● Stated task
Copy out the listing that follows, exactly, without its pictures.

● Saved data entries
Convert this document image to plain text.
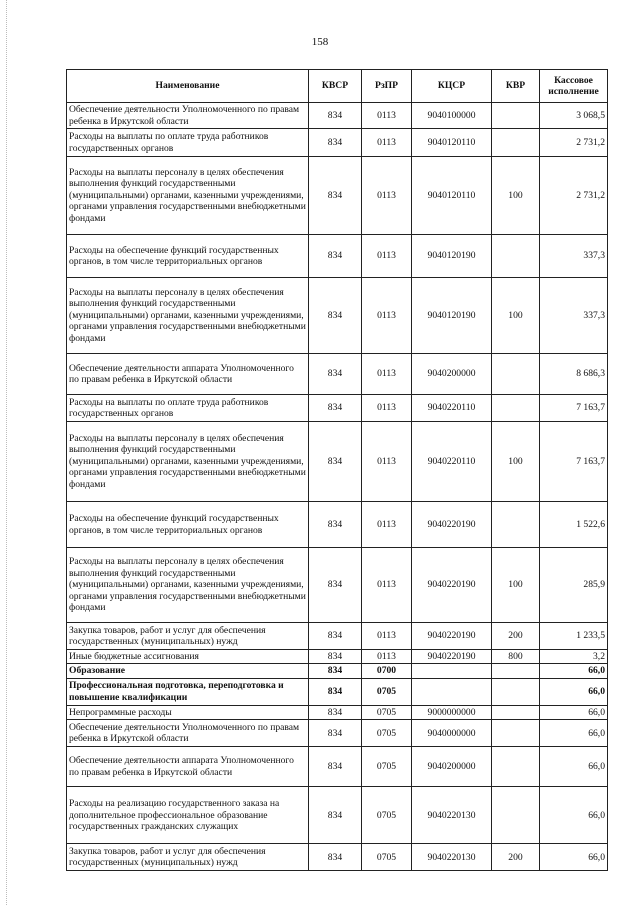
158
Наименование	КВСР	РзПР	КЦСР	КВР	Кассовое исполнение
Обеспечение деятельности Уполномоченного по правам ребенка в Иркутской области	834	0113	9040100000		3 068,5
Расходы на выплаты по оплате труда работников государственных органов	834	0113	9040120110		2 731,2
Расходы на выплаты персоналу в целях обеспечения выполнения функций государственными (муниципальными) органами, казенными учреждениями, органами управления государственными внебюджетными фондами	834	0113	9040120110	100	2 731,2
Расходы на обеспечение функций государственных органов, в том числе территориальных органов	834	0113	9040120190		337,3
Расходы на выплаты персоналу в целях обеспечения выполнения функций государственными (муниципальными) органами, казенными учреждениями, органами управления государственными внебюджетными фондами	834	0113	9040120190	100	337,3
Обеспечение деятельности аппарата Уполномоченного по правам ребенка в Иркутской области	834	0113	9040200000		8 686,3
Расходы на выплаты по оплате труда работников государственных органов	834	0113	9040220110		7 163,7
Расходы на выплаты персоналу в целях обеспечения выполнения функций государственными (муниципальными) органами, казенными учреждениями, органами управления государственными внебюджетными фондами	834	0113	9040220110	100	7 163,7
Расходы на обеспечение функций государственных органов, в том числе территориальных органов	834	0113	9040220190		1 522,6
Расходы на выплаты персоналу в целях обеспечения выполнения функций государственными (муниципальными) органами, казенными учреждениями, органами управления государственными внебюджетными фондами	834	0113	9040220190	100	285,9
Закупка товаров, работ и услуг для обеспечения государственных (муниципальных) нужд	834	0113	9040220190	200	1 233,5
Иные бюджетные ассигнования	834	0113	9040220190	800	3,2
Образование	834	0700			66,0
Профессиональная подготовка, переподготовка и повышение квалификации	834	0705			66,0
Непрограммные расходы	834	0705	9000000000		66,0
Обеспечение деятельности Уполномоченного по правам ребенка в Иркутской области	834	0705	9040000000		66,0
Обеспечение деятельности аппарата Уполномоченного по правам ребенка в Иркутской области	834	0705	9040200000		66,0
Расходы на реализацию государственного заказа на дополнительное профессиональное образование государственных гражданских служащих	834	0705	9040220130		66,0
Закупка товаров, работ и услуг для обеспечения государственных (муниципальных) нужд	834	0705	9040220130	200	66,0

● Result
Convert this document image to plain text.
158
Наименование	КВСР	РзПР	КЦСР	КВР	Кассовое исполнение
Обеспечение деятельности Уполномоченного по правам ребенка в Иркутской области	834	0113	9040100000		3 068,5
Расходы на выплаты по оплате труда работников государственных органов	834	0113	9040120110		2 731,2
Расходы на выплаты персоналу в целях обеспечения выполнения функций государственными (муниципальными) органами, казенными учреждениями, органами управления государственными внебюджетными фондами	834	0113	9040120110	100	2 731,2
Расходы на обеспечение функций государственных органов, в том числе территориальных органов	834	0113	9040120190		337,3
Расходы на выплаты персоналу в целях обеспечения выполнения функций государственными (муниципальными) органами, казенными учреждениями, органами управления государственными внебюджетными фондами	834	0113	9040120190	100	337,3
Обеспечение деятельности аппарата Уполномоченного по правам ребенка в Иркутской области	834	0113	9040200000		8 686,3
Расходы на выплаты по оплате труда работников государственных органов	834	0113	9040220110		7 163,7
Расходы на выплаты персоналу в целях обеспечения выполнения функций государственными (муниципальными) органами, казенными учреждениями, органами управления государственными внебюджетными фондами	834	0113	9040220110	100	7 163,7
Расходы на обеспечение функций государственных органов, в том числе территориальных органов	834	0113	9040220190		1 522,6
Расходы на выплаты персоналу в целях обеспечения выполнения функций государственными (муниципальными) органами, казенными учреждениями, органами управления государственными внебюджетными фондами	834	0113	9040220190	100	285,9
Закупка товаров, работ и услуг для обеспечения государственных (муниципальных) нужд	834	0113	9040220190	200	1 233,5
Иные бюджетные ассигнования	834	0113	9040220190	800	3,2
Образование	834	0700			66,0
Профессиональная подготовка, переподготовка и повышение квалификации	834	0705			66,0
Непрограммные расходы	834	0705	9000000000		66,0
Обеспечение деятельности Уполномоченного по правам ребенка в Иркутской области	834	0705	9040000000		66,0
Обеспечение деятельности аппарата Уполномоченного по правам ребенка в Иркутской области	834	0705	9040200000		66,0
Расходы на реализацию государственного заказа на дополнительное профессиональное образование государственных гражданских служащих	834	0705	9040220130		66,0
Закупка товаров, работ и услуг для обеспечения государственных (муниципальных) нужд	834	0705	9040220130	200	66,0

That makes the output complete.